Problem details.
Every record must be repeated exactly; omit any pictures they contain.
--*--
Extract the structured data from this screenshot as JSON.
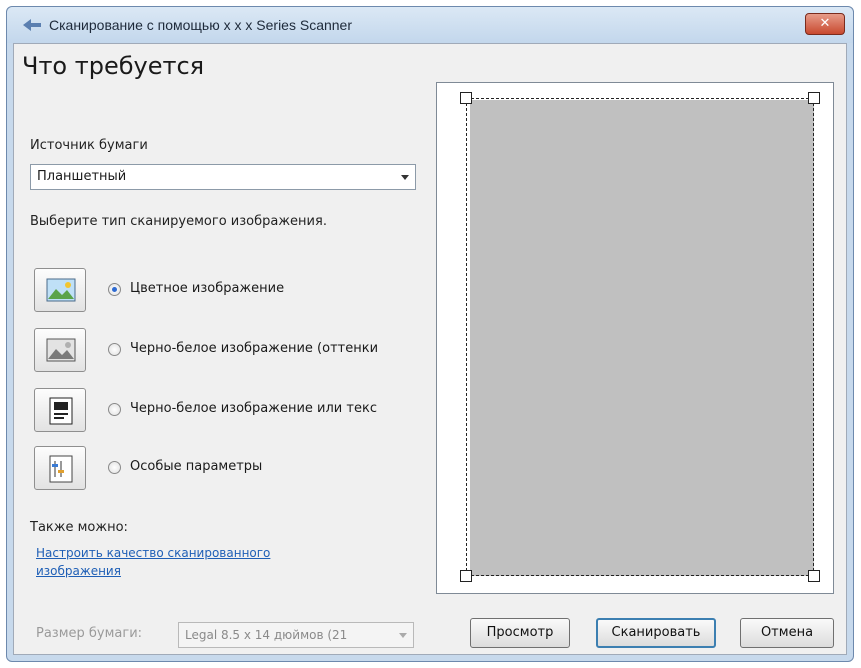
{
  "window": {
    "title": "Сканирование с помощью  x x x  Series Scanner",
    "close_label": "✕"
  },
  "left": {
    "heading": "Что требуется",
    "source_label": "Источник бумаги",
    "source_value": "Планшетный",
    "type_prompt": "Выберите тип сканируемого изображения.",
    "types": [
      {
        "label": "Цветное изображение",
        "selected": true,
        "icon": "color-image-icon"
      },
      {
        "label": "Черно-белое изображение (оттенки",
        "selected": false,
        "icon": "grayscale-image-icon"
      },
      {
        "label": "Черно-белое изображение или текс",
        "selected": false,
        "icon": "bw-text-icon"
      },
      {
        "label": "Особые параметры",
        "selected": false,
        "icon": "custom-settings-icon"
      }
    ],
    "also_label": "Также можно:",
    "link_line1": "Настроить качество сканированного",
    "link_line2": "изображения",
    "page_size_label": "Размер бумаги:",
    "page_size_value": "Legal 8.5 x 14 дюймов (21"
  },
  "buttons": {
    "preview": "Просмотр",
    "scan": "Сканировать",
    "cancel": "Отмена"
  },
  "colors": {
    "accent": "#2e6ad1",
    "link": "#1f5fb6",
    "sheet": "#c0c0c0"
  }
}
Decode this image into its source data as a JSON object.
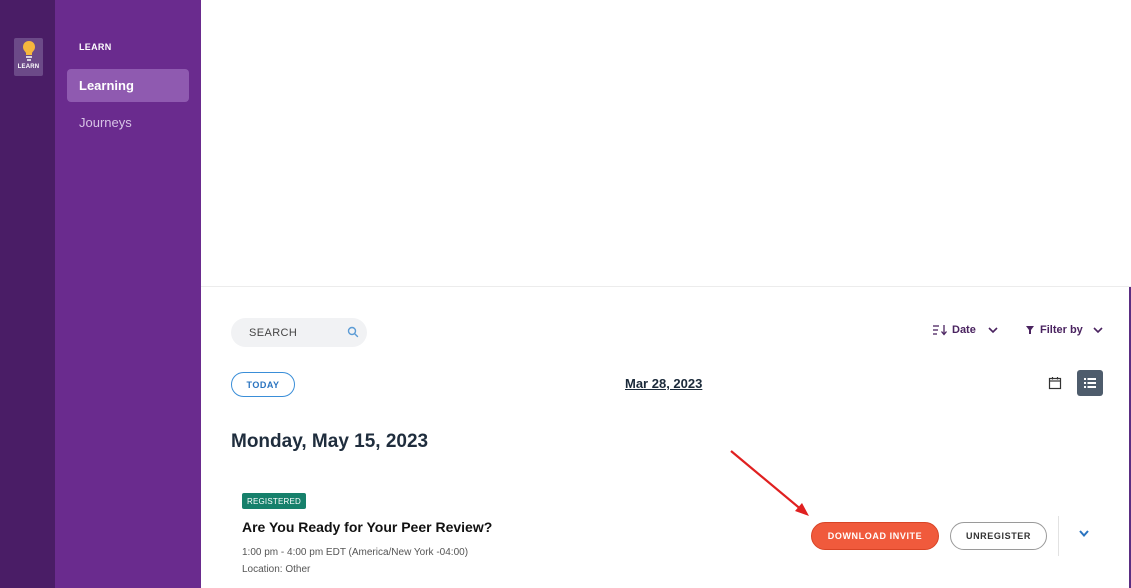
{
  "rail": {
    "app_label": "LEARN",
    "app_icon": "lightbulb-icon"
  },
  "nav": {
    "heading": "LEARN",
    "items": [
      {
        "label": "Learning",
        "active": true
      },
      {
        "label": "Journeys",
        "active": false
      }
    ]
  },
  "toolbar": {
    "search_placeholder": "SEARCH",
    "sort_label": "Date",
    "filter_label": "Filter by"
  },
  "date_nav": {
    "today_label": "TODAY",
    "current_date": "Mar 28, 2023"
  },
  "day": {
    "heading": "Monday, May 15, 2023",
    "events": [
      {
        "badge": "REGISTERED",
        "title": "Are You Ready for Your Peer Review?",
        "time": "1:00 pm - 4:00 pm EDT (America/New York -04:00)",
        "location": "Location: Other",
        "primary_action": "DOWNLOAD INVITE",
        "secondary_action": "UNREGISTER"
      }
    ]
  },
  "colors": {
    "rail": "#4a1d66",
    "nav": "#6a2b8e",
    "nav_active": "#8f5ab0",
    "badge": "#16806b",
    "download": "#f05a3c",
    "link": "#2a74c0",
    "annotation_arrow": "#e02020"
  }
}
--*--
Full output.
Extract the structured data from this screenshot as JSON.
{
  "window": {
    "title": "Сканирование с помощью  x x x  Series Scanner",
    "close_label": "✕"
  },
  "left": {
    "heading": "Что требуется",
    "source_label": "Источник бумаги",
    "source_value": "Планшетный",
    "type_prompt": "Выберите тип сканируемого изображения.",
    "types": [
      {
        "label": "Цветное изображение",
        "selected": true,
        "icon": "color-image-icon"
      },
      {
        "label": "Черно-белое изображение (оттенки",
        "selected": false,
        "icon": "grayscale-image-icon"
      },
      {
        "label": "Черно-белое изображение или текс",
        "selected": false,
        "icon": "bw-text-icon"
      },
      {
        "label": "Особые параметры",
        "selected": false,
        "icon": "custom-settings-icon"
      }
    ],
    "also_label": "Также можно:",
    "link_line1": "Настроить качество сканированного",
    "link_line2": "изображения",
    "page_size_label": "Размер бумаги:",
    "page_size_value": "Legal 8.5 x 14 дюймов (21"
  },
  "buttons": {
    "preview": "Просмотр",
    "scan": "Сканировать",
    "cancel": "Отмена"
  },
  "colors": {
    "accent": "#2e6ad1",
    "link": "#1f5fb6",
    "sheet": "#c0c0c0"
  }
}
Decode this image into its source data as a JSON object.
{
  "rail": {
    "app_label": "LEARN",
    "app_icon": "lightbulb-icon"
  },
  "nav": {
    "heading": "LEARN",
    "items": [
      {
        "label": "Learning",
        "active": true
      },
      {
        "label": "Journeys",
        "active": false
      }
    ]
  },
  "toolbar": {
    "search_placeholder": "SEARCH",
    "sort_label": "Date",
    "filter_label": "Filter by"
  },
  "date_nav": {
    "today_label": "TODAY",
    "current_date": "Mar 28, 2023"
  },
  "day": {
    "heading": "Monday, May 15, 2023",
    "events": [
      {
        "badge": "REGISTERED",
        "title": "Are You Ready for Your Peer Review?",
        "time": "1:00 pm - 4:00 pm EDT (America/New York -04:00)",
        "location": "Location: Other",
        "primary_action": "DOWNLOAD INVITE",
        "secondary_action": "UNREGISTER"
      }
    ]
  },
  "colors": {
    "rail": "#4a1d66",
    "nav": "#6a2b8e",
    "nav_active": "#8f5ab0",
    "badge": "#16806b",
    "download": "#f05a3c",
    "link": "#2a74c0",
    "annotation_arrow": "#e02020"
  }
}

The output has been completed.